* DATASET ROWS
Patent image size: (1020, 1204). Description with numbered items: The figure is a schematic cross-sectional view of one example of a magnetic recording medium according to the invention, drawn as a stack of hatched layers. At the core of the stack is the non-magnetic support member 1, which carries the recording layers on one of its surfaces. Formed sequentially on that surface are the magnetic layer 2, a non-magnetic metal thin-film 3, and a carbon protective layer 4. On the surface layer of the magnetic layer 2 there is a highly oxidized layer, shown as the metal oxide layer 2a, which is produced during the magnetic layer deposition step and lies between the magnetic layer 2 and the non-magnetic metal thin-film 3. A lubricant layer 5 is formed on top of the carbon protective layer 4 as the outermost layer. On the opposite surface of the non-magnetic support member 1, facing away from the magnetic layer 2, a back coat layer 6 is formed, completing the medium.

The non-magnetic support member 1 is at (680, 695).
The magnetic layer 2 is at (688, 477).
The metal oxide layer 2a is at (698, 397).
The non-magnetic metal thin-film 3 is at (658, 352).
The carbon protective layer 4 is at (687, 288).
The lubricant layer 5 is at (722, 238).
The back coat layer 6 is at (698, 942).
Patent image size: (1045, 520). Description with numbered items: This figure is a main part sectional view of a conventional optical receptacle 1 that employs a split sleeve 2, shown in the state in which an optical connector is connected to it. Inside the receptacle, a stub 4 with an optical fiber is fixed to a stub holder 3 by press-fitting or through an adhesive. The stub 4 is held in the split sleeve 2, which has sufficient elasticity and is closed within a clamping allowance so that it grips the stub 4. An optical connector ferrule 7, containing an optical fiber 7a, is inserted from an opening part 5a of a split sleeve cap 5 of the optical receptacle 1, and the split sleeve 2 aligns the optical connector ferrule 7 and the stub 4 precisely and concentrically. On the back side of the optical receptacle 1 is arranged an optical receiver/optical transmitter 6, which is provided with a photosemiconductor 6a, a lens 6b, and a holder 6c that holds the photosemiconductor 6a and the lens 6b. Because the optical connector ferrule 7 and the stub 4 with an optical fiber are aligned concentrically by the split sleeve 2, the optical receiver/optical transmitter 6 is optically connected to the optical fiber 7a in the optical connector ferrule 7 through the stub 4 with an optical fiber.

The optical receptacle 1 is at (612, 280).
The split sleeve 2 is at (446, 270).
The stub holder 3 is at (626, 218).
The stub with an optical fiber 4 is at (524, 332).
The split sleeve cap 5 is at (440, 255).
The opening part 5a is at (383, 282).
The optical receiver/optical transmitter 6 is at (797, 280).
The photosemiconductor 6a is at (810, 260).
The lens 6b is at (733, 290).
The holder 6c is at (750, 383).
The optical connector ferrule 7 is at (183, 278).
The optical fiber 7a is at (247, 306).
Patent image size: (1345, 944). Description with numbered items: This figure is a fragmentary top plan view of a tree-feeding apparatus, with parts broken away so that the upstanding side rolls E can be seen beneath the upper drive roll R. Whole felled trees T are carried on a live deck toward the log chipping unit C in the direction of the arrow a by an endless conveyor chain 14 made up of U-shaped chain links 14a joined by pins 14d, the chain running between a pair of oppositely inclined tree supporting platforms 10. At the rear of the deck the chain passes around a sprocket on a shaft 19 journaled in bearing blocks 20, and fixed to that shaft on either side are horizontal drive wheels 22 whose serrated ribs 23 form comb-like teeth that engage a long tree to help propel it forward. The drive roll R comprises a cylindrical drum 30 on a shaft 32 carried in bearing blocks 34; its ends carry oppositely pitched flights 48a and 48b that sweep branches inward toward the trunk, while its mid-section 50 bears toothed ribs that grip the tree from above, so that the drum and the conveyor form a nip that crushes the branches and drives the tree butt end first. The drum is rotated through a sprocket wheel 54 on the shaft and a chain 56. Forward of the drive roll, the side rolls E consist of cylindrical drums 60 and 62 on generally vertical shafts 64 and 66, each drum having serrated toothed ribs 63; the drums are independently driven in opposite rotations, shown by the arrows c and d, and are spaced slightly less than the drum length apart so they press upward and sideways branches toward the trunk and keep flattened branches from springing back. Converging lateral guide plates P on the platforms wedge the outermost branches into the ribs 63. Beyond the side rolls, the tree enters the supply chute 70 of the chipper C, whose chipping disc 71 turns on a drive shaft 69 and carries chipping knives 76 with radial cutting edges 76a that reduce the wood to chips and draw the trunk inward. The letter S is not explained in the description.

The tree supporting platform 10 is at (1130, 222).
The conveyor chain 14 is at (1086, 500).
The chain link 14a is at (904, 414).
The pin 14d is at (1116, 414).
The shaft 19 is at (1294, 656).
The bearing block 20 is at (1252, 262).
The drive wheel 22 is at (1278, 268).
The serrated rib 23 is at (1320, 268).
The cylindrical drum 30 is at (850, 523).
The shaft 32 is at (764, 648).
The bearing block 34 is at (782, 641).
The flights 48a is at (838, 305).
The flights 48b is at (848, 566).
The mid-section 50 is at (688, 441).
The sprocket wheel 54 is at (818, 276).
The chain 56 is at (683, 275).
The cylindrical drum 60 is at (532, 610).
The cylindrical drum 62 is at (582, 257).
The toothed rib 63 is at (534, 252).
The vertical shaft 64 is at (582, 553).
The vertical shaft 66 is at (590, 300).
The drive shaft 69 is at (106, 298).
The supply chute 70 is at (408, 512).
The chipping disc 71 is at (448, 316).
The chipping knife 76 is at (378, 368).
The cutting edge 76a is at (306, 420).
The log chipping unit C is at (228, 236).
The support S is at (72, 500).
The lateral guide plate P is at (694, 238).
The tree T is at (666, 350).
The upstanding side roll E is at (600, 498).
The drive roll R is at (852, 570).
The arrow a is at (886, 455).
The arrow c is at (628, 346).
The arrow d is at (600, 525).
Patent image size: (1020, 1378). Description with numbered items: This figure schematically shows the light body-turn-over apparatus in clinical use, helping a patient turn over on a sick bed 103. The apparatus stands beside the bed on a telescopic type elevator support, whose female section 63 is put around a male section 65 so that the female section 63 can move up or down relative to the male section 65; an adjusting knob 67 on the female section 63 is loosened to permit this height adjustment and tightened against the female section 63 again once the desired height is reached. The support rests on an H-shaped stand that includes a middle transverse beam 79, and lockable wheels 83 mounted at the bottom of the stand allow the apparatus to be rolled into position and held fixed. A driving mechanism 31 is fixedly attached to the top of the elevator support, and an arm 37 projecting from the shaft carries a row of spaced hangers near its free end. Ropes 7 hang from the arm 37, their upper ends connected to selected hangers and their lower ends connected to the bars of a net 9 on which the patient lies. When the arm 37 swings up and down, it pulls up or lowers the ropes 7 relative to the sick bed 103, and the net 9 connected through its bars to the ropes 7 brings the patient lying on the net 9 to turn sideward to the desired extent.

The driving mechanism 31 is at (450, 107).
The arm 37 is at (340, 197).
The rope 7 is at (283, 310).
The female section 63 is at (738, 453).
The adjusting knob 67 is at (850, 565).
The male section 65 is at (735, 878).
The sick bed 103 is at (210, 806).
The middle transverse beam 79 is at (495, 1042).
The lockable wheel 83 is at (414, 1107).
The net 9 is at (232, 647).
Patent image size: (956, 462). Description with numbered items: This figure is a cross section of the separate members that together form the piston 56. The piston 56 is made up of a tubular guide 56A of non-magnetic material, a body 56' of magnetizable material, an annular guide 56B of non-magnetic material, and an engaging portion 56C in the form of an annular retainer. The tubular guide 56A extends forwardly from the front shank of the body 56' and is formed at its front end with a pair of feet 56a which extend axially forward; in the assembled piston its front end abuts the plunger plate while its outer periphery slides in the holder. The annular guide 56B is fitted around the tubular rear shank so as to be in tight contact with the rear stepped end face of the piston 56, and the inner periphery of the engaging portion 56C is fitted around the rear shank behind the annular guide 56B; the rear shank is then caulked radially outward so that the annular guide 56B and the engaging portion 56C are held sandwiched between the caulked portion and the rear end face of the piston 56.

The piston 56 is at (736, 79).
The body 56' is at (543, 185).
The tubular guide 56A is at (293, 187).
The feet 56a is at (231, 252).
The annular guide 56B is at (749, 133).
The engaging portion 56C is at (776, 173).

* SET TASK
Retype the data starting at the line that contains "Patent image size: (1045, 520)." and ending at the line that contains "The optical fiber 7a is at (247, 306).", both lines included, with no change at all.

* RESULT OF THE TASK
Patent image size: (1045, 520). Description with numbered items: This figure is a main part sectional view of a conventional optical receptacle 1 that employs a split sleeve 2, shown in the state in which an optical connector is connected to it. Inside the receptacle, a stub 4 with an optical fiber is fixed to a stub holder 3 by press-fitting or through an adhesive. The stub 4 is held in the split sleeve 2, which has sufficient elasticity and is closed within a clamping allowance so that it grips the stub 4. An optical connector ferrule 7, containing an optical fiber 7a, is inserted from an opening part 5a of a split sleeve cap 5 of the optical receptacle 1, and the split sleeve 2 aligns the optical connector ferrule 7 and the stub 4 precisely and concentrically. On the back side of the optical receptacle 1 is arranged an optical receiver/optical transmitter 6, which is provided with a photosemiconductor 6a, a lens 6b, and a holder 6c that holds the photosemiconductor 6a and the lens 6b. Because the optical connector ferrule 7 and the stub 4 with an optical fiber are aligned concentrically by the split sleeve 2, the optical receiver/optical transmitter 6 is optically connected to the optical fiber 7a in the optical connector ferrule 7 through the stub 4 with an optical fiber.

The optical receptacle 1 is at (612, 280).
The split sleeve 2 is at (446, 270).
The stub holder 3 is at (626, 218).
The stub with an optical fiber 4 is at (524, 332).
The split sleeve cap 5 is at (440, 255).
The opening part 5a is at (383, 282).
The optical receiver/optical transmitter 6 is at (797, 280).
The photosemiconductor 6a is at (810, 260).
The lens 6b is at (733, 290).
The holder 6c is at (750, 383).
The optical connector ferrule 7 is at (183, 278).
The optical fiber 7a is at (247, 306).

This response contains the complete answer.